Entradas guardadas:
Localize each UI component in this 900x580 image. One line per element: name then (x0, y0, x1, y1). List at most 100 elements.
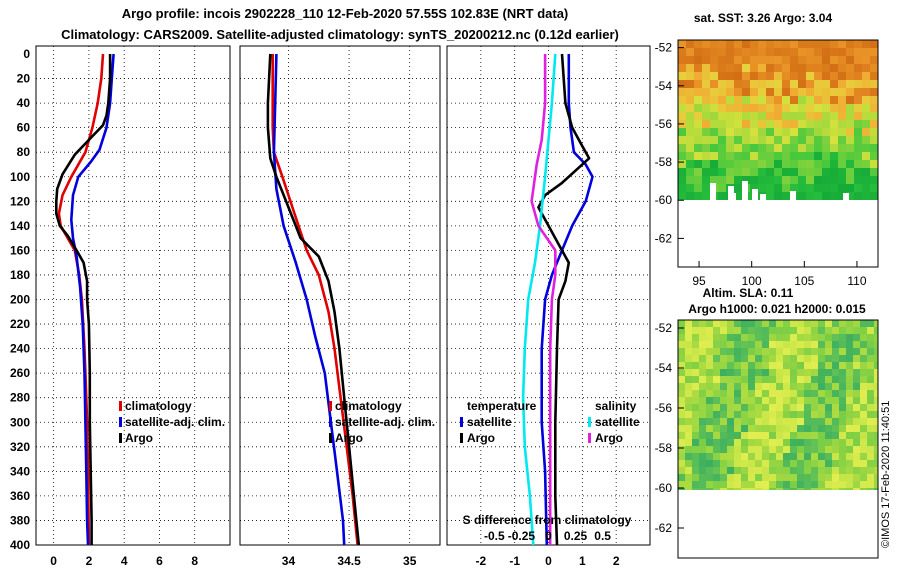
sla-cell (860, 467, 867, 474)
sla-cell (692, 369, 699, 376)
sst-cell (718, 48, 726, 56)
sla-cell (846, 404, 853, 411)
sst-cell (782, 184, 790, 192)
series-line-salinity-argo (530, 54, 557, 545)
sla-cell (685, 355, 692, 362)
sst-cell (710, 112, 718, 120)
legend-label-satellite-adj-2: satellite-adj. clim. (335, 415, 435, 429)
sst-cell (766, 120, 774, 128)
sst-cell (750, 72, 758, 80)
sla-cell (678, 341, 685, 348)
sla-cell (846, 320, 853, 327)
sla-cell (678, 362, 685, 369)
sla-cell (867, 453, 874, 460)
sst-cell (750, 88, 758, 96)
sst-cell (694, 128, 702, 136)
sla-cell (720, 432, 727, 439)
sla-cell (720, 376, 727, 383)
sla-cell (748, 348, 755, 355)
sla-cell (867, 369, 874, 376)
sst-cell (686, 48, 694, 56)
sst-cell (790, 120, 798, 128)
sst-cell (678, 56, 686, 64)
sla-cell (818, 474, 825, 481)
sla-cell (741, 341, 748, 348)
sla-cell (678, 327, 685, 334)
x-tick-label: 1 (579, 554, 586, 568)
sla-cell (853, 460, 860, 467)
sla-cell (804, 327, 811, 334)
sla-cell (755, 397, 762, 404)
difference-xlabel: S difference from climatology (463, 513, 632, 527)
sla-cell (713, 488, 720, 490)
sst-cell (814, 168, 822, 176)
sla-lat-label: -56 (655, 401, 673, 415)
sst-cell (710, 152, 718, 160)
sla-cell (685, 369, 692, 376)
sla-cell (846, 481, 853, 488)
sst-cell (830, 192, 838, 200)
sla-cell (699, 481, 706, 488)
sla-cell (839, 362, 846, 369)
legend-label-climatology-2: climatology (335, 399, 402, 413)
sla-cell (755, 383, 762, 390)
sst-cell (782, 88, 790, 96)
sla-cell (846, 383, 853, 390)
sla-cell (874, 446, 878, 453)
sst-cell (726, 64, 734, 72)
sla-cell (720, 404, 727, 411)
sla-cell (769, 369, 776, 376)
sla-cell (713, 348, 720, 355)
sst-cell (774, 88, 782, 96)
sla-cell (776, 334, 783, 341)
sla-cell (692, 390, 699, 397)
sla-cell (776, 481, 783, 488)
sst-cell (774, 120, 782, 128)
sst-cell (742, 176, 750, 184)
sst-cell (798, 48, 806, 56)
sla-cell (811, 355, 818, 362)
sla-cell (874, 320, 878, 327)
depth-tick-label: 220 (10, 317, 30, 331)
sst-cell (702, 120, 710, 128)
sst-cell (726, 176, 734, 184)
sla-cell (853, 390, 860, 397)
sla-cell (699, 425, 706, 432)
sst-cell (758, 104, 766, 112)
sla-cell (846, 474, 853, 481)
sst-cell (822, 128, 830, 136)
sla-cell (769, 376, 776, 383)
sla-cell (825, 453, 832, 460)
sst-cell (846, 88, 854, 96)
sla-cell (818, 397, 825, 404)
sst-cell (870, 152, 878, 160)
sla-cell (678, 411, 685, 418)
sla-cell (804, 488, 811, 490)
sla-cell (755, 432, 762, 439)
sst-cell (694, 88, 702, 96)
sst-cell (838, 120, 846, 128)
legend-swatch-climatology (119, 401, 122, 411)
sla-cell (783, 446, 790, 453)
sla-cell (769, 418, 776, 425)
sla-cell (692, 425, 699, 432)
sst-cell (678, 128, 686, 136)
sst-cell (790, 112, 798, 120)
sla-cell (727, 348, 734, 355)
sla-cell (720, 460, 727, 467)
sla-cell (797, 446, 804, 453)
sst-cell (726, 144, 734, 152)
sla-cell (776, 474, 783, 481)
sla-cell (755, 481, 762, 488)
sla-cell (720, 348, 727, 355)
depth-tick-label: 120 (10, 194, 30, 208)
sla-cell (741, 425, 748, 432)
sla-cell (874, 390, 878, 397)
sla-cell (706, 425, 713, 432)
sst-cell (806, 48, 814, 56)
sla-cell (762, 383, 769, 390)
sla-cell (860, 474, 867, 481)
sla-cell (727, 446, 734, 453)
sla-cell (860, 481, 867, 488)
sst-cell (814, 40, 822, 48)
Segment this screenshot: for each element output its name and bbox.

## Enunciado del problema
Reúne todas las líneas de arriba que contienen la cadena "each" y cópialas sin cambios.

## Respuesta del ejercicio
Localize each UI component in this 900x580 image. One line per element: name then (x0, y0, x1, y1). List at most 100 elements.
Segment this screenshot: for each element output its name and bbox.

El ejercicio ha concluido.